Task details: Only the number is wanted: count the lines that include the word "logo".

Data listing:
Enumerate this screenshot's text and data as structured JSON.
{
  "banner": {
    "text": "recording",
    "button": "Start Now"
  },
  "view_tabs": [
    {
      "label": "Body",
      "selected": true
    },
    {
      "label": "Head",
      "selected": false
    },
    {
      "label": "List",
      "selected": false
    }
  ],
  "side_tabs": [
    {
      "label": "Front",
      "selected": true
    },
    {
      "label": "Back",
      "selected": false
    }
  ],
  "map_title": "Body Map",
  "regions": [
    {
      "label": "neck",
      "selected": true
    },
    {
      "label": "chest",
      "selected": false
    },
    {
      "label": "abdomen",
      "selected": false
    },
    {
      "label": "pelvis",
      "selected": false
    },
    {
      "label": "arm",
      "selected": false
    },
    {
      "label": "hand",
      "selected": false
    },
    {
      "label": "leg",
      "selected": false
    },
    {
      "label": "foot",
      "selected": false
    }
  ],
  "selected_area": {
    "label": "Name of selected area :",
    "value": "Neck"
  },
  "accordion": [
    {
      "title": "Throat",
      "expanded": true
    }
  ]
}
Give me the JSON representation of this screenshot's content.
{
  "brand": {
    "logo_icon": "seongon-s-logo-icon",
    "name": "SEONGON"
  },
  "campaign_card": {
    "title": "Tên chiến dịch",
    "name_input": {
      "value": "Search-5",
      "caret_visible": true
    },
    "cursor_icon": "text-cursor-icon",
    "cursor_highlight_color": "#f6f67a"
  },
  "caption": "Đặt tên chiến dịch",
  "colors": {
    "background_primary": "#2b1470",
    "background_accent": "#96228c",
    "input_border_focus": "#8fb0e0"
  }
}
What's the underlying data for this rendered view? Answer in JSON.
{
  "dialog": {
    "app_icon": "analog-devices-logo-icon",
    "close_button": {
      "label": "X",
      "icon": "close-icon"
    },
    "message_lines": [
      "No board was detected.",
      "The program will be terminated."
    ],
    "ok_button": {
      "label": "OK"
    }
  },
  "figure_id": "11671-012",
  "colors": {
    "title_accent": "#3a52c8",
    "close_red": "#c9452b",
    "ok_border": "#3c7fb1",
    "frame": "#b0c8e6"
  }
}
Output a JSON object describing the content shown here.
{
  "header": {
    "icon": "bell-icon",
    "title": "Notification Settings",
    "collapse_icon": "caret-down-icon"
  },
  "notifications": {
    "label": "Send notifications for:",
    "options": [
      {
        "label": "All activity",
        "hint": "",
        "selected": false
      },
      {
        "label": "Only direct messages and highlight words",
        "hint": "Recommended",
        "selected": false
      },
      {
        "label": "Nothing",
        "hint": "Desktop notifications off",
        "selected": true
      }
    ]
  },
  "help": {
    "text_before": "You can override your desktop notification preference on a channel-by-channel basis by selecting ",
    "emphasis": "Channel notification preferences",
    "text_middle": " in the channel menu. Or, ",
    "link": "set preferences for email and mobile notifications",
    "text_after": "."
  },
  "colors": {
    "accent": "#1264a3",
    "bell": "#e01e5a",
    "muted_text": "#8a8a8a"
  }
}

Reply: 2